A run of records:
* start *

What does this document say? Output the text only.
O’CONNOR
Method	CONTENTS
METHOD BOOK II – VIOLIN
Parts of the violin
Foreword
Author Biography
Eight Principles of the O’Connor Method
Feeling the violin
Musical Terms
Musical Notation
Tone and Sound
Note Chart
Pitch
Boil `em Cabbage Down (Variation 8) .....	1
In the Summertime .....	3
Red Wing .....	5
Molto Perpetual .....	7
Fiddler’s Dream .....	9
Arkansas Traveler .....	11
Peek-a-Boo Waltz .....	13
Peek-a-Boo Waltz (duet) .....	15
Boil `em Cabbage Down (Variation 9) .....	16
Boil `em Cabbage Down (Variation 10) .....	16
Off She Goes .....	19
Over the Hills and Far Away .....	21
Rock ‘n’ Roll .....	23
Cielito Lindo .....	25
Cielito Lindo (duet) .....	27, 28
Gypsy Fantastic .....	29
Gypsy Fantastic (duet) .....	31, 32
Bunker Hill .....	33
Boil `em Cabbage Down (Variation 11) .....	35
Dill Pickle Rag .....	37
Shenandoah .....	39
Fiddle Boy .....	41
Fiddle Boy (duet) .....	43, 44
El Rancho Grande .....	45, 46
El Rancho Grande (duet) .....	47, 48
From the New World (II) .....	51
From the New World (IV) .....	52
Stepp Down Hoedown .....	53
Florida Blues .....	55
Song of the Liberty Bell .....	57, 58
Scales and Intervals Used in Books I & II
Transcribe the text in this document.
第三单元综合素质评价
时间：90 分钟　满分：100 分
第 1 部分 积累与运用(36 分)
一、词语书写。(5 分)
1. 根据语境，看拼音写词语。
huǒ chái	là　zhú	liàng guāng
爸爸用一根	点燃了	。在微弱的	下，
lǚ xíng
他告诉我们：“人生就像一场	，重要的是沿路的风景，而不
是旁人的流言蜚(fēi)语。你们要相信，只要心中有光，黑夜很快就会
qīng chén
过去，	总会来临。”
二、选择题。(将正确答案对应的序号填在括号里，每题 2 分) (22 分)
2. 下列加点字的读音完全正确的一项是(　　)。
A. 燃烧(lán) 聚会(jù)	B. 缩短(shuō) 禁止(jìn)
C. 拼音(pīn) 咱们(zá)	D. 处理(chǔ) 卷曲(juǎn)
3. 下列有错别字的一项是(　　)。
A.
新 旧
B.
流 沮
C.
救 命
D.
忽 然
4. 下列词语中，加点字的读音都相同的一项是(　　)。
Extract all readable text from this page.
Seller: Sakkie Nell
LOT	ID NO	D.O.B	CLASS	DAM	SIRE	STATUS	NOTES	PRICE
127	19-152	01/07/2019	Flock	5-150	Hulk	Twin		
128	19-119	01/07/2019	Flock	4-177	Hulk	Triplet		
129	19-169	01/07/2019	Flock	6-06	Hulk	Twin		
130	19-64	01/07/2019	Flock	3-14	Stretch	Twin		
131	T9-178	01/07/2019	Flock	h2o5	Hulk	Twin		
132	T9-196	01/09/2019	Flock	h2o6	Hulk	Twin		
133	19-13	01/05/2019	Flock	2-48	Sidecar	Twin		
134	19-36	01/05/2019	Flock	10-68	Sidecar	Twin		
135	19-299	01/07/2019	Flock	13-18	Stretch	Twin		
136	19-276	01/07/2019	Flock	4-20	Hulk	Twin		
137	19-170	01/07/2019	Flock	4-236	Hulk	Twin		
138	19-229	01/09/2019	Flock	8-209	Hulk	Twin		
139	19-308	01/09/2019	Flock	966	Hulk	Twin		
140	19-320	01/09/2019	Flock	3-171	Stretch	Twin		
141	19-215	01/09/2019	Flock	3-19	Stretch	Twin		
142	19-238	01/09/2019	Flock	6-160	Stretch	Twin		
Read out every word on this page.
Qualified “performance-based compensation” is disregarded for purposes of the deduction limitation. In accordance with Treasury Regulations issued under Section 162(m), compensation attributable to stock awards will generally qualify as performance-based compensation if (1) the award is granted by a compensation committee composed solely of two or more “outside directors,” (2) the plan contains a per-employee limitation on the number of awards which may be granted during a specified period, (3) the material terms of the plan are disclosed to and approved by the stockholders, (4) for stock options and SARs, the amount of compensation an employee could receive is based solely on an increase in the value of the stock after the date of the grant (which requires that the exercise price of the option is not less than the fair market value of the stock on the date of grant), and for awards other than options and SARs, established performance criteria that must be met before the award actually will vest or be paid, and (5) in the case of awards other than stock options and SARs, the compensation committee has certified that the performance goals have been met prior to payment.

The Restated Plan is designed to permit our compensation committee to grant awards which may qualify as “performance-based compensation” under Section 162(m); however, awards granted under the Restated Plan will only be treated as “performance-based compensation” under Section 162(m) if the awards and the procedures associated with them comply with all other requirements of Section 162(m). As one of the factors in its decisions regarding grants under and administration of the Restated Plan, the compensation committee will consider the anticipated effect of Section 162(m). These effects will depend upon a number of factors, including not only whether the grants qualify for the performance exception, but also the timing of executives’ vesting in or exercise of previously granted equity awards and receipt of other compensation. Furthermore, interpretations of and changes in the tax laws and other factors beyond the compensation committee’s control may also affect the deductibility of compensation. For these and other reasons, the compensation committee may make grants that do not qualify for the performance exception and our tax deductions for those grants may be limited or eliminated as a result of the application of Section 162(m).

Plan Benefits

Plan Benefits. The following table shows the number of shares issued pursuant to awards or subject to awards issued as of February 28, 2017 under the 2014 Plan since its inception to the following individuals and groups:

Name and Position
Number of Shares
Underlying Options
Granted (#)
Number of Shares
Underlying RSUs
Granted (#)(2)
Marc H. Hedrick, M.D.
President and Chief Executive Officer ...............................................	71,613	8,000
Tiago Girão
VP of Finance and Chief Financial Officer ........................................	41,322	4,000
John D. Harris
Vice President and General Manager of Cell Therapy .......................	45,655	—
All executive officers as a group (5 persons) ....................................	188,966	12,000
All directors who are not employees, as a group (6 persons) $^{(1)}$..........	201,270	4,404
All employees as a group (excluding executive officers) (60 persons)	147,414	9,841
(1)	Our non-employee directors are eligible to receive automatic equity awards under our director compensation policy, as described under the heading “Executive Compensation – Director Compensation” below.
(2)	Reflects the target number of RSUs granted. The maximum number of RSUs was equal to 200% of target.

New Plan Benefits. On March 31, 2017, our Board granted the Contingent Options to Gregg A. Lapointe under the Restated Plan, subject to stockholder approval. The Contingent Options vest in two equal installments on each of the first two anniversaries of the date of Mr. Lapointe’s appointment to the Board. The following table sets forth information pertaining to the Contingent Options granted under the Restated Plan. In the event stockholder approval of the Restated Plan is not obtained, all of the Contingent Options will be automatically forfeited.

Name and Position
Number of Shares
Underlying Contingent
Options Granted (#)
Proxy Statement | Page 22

* end *

* Exercise directions *
Repeat all the entries word for word.

* Solution *
What does this document say? Output the text only.
O’CONNOR
Method	CONTENTS
METHOD BOOK II – VIOLIN
Parts of the violin
Foreword
Author Biography
Eight Principles of the O’Connor Method
Feeling the violin
Musical Terms
Musical Notation
Tone and Sound
Note Chart
Pitch
Boil `em Cabbage Down (Variation 8) .....	1
In the Summertime .....	3
Red Wing .....	5
Molto Perpetual .....	7
Fiddler’s Dream .....	9
Arkansas Traveler .....	11
Peek-a-Boo Waltz .....	13
Peek-a-Boo Waltz (duet) .....	15
Boil `em Cabbage Down (Variation 9) .....	16
Boil `em Cabbage Down (Variation 10) .....	16
Off She Goes .....	19
Over the Hills and Far Away .....	21
Rock ‘n’ Roll .....	23
Cielito Lindo .....	25
Cielito Lindo (duet) .....	27, 28
Gypsy Fantastic .....	29
Gypsy Fantastic (duet) .....	31, 32
Bunker Hill .....	33
Boil `em Cabbage Down (Variation 11) .....	35
Dill Pickle Rag .....	37
Shenandoah .....	39
Fiddle Boy .....	41
Fiddle Boy (duet) .....	43, 44
El Rancho Grande .....	45, 46
El Rancho Grande (duet) .....	47, 48
From the New World (II) .....	51
From the New World (IV) .....	52
Stepp Down Hoedown .....	53
Florida Blues .....	55
Song of the Liberty Bell .....	57, 58
Scales and Intervals Used in Books I & II
Transcribe the text in this document.
第三单元综合素质评价
时间：90 分钟　满分：100 分
第 1 部分 积累与运用(36 分)
一、词语书写。(5 分)
1. 根据语境，看拼音写词语。
huǒ chái	là　zhú	liàng guāng
爸爸用一根	点燃了	。在微弱的	下，
lǚ xíng
他告诉我们：“人生就像一场	，重要的是沿路的风景，而不
是旁人的流言蜚(fēi)语。你们要相信，只要心中有光，黑夜很快就会
qīng chén
过去，	总会来临。”
二、选择题。(将正确答案对应的序号填在括号里，每题 2 分) (22 分)
2. 下列加点字的读音完全正确的一项是(　　)。
A. 燃烧(lán) 聚会(jù)	B. 缩短(shuō) 禁止(jìn)
C. 拼音(pīn) 咱们(zá)	D. 处理(chǔ) 卷曲(juǎn)
3. 下列有错别字的一项是(　　)。
A.
新 旧
B.
流 沮
C.
救 命
D.
忽 然
4. 下列词语中，加点字的读音都相同的一项是(　　)。
Extract all readable text from this page.
Seller: Sakkie Nell
LOT	ID NO	D.O.B	CLASS	DAM	SIRE	STATUS	NOTES	PRICE
127	19-152	01/07/2019	Flock	5-150	Hulk	Twin		
128	19-119	01/07/2019	Flock	4-177	Hulk	Triplet		
129	19-169	01/07/2019	Flock	6-06	Hulk	Twin		
130	19-64	01/07/2019	Flock	3-14	Stretch	Twin		
131	T9-178	01/07/2019	Flock	h2o5	Hulk	Twin		
132	T9-196	01/09/2019	Flock	h2o6	Hulk	Twin		
133	19-13	01/05/2019	Flock	2-48	Sidecar	Twin		
134	19-36	01/05/2019	Flock	10-68	Sidecar	Twin		
135	19-299	01/07/2019	Flock	13-18	Stretch	Twin		
136	19-276	01/07/2019	Flock	4-20	Hulk	Twin		
137	19-170	01/07/2019	Flock	4-236	Hulk	Twin		
138	19-229	01/09/2019	Flock	8-209	Hulk	Twin		
139	19-308	01/09/2019	Flock	966	Hulk	Twin		
140	19-320	01/09/2019	Flock	3-171	Stretch	Twin		
141	19-215	01/09/2019	Flock	3-19	Stretch	Twin		
142	19-238	01/09/2019	Flock	6-160	Stretch	Twin		
Read out every word on this page.
Qualified “performance-based compensation” is disregarded for purposes of the deduction limitation. In accordance with Treasury Regulations issued under Section 162(m), compensation attributable to stock awards will generally qualify as performance-based compensation if (1) the award is granted by a compensation committee composed solely of two or more “outside directors,” (2) the plan contains a per-employee limitation on the number of awards which may be granted during a specified period, (3) the material terms of the plan are disclosed to and approved by the stockholders, (4) for stock options and SARs, the amount of compensation an employee could receive is based solely on an increase in the value of the stock after the date of the grant (which requires that the exercise price of the option is not less than the fair market value of the stock on the date of grant), and for awards other than options and SARs, established performance criteria that must be met before the award actually will vest or be paid, and (5) in the case of awards other than stock options and SARs, the compensation committee has certified that the performance goals have been met prior to payment.

The Restated Plan is designed to permit our compensation committee to grant awards which may qualify as “performance-based compensation” under Section 162(m); however, awards granted under the Restated Plan will only be treated as “performance-based compensation” under Section 162(m) if the awards and the procedures associated with them comply with all other requirements of Section 162(m). As one of the factors in its decisions regarding grants under and administration of the Restated Plan, the compensation committee will consider the anticipated effect of Section 162(m). These effects will depend upon a number of factors, including not only whether the grants qualify for the performance exception, but also the timing of executives’ vesting in or exercise of previously granted equity awards and receipt of other compensation. Furthermore, interpretations of and changes in the tax laws and other factors beyond the compensation committee’s control may also affect the deductibility of compensation. For these and other reasons, the compensation committee may make grants that do not qualify for the performance exception and our tax deductions for those grants may be limited or eliminated as a result of the application of Section 162(m).

Plan Benefits

Plan Benefits. The following table shows the number of shares issued pursuant to awards or subject to awards issued as of February 28, 2017 under the 2014 Plan since its inception to the following individuals and groups:

Name and Position
Number of Shares
Underlying Options
Granted (#)
Number of Shares
Underlying RSUs
Granted (#)(2)
Marc H. Hedrick, M.D.
President and Chief Executive Officer ...............................................	71,613	8,000
Tiago Girão
VP of Finance and Chief Financial Officer ........................................	41,322	4,000
John D. Harris
Vice President and General Manager of Cell Therapy .......................	45,655	—
All executive officers as a group (5 persons) ....................................	188,966	12,000
All directors who are not employees, as a group (6 persons) $^{(1)}$..........	201,270	4,404
All employees as a group (excluding executive officers) (60 persons)	147,414	9,841
(1)	Our non-employee directors are eligible to receive automatic equity awards under our director compensation policy, as described under the heading “Executive Compensation – Director Compensation” below.
(2)	Reflects the target number of RSUs granted. The maximum number of RSUs was equal to 200% of target.

New Plan Benefits. On March 31, 2017, our Board granted the Contingent Options to Gregg A. Lapointe under the Restated Plan, subject to stockholder approval. The Contingent Options vest in two equal installments on each of the first two anniversaries of the date of Mr. Lapointe’s appointment to the Board. The following table sets forth information pertaining to the Contingent Options granted under the Restated Plan. In the event stockholder approval of the Restated Plan is not obtained, all of the Contingent Options will be automatically forfeited.

Name and Position
Number of Shares
Underlying Contingent
Options Granted (#)
Proxy Statement | Page 22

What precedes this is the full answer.